■ Written task: Copy every line of the data that includes the string "subtitle".

** begin Supplied data **

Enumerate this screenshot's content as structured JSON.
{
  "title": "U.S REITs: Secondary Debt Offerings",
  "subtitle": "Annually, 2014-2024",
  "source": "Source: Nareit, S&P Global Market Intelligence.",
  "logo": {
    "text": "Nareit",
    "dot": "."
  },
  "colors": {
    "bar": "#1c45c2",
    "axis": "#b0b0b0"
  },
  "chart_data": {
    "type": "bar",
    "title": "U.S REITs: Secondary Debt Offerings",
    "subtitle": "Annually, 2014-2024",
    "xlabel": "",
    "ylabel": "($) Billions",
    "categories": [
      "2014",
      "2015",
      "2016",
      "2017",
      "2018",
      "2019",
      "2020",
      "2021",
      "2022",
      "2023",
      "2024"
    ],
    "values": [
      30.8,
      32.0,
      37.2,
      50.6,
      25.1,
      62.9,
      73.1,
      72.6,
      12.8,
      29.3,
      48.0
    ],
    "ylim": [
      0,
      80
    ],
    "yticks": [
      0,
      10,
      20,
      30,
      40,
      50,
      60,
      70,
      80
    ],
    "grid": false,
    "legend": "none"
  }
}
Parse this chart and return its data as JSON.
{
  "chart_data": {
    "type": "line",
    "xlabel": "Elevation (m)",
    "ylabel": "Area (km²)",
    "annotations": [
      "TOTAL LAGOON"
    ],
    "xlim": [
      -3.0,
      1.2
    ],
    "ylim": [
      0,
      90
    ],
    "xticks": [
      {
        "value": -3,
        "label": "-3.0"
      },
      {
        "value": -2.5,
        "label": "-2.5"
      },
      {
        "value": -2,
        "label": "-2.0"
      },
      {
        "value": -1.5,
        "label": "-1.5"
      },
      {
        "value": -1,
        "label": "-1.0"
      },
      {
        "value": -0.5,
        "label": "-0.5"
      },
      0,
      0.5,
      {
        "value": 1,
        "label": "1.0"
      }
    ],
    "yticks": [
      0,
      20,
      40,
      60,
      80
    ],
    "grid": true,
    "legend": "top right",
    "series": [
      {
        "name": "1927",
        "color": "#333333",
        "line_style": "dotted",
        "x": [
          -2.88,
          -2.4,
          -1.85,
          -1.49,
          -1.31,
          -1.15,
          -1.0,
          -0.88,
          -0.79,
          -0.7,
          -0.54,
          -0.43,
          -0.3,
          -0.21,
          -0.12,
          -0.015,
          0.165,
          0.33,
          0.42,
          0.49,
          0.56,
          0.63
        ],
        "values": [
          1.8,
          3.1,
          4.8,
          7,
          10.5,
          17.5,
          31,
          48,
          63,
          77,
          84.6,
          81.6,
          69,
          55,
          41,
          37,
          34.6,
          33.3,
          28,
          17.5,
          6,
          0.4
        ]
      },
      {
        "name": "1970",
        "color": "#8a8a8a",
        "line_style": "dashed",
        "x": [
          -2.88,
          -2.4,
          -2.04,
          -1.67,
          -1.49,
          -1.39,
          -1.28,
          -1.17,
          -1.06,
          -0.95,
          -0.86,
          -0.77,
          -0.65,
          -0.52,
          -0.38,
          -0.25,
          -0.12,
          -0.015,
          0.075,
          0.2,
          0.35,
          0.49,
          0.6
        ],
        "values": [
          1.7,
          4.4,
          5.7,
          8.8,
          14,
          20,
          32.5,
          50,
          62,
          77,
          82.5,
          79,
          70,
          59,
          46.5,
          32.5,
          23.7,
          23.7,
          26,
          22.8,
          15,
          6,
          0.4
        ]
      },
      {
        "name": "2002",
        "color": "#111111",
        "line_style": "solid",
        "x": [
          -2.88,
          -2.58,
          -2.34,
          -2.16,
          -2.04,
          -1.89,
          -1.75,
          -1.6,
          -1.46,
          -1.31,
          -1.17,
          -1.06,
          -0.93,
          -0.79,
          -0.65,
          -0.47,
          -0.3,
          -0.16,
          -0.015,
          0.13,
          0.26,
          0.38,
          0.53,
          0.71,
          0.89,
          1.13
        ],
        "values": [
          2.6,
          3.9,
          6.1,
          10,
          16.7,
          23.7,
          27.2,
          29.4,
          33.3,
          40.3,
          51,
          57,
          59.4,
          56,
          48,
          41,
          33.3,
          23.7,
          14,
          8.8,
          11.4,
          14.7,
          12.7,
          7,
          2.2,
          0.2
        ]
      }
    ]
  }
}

** end Supplied data **

■ Output of the exercise:
  "subtitle": "Annually, 2014-2024",
    "subtitle": "Annually, 2014-2024",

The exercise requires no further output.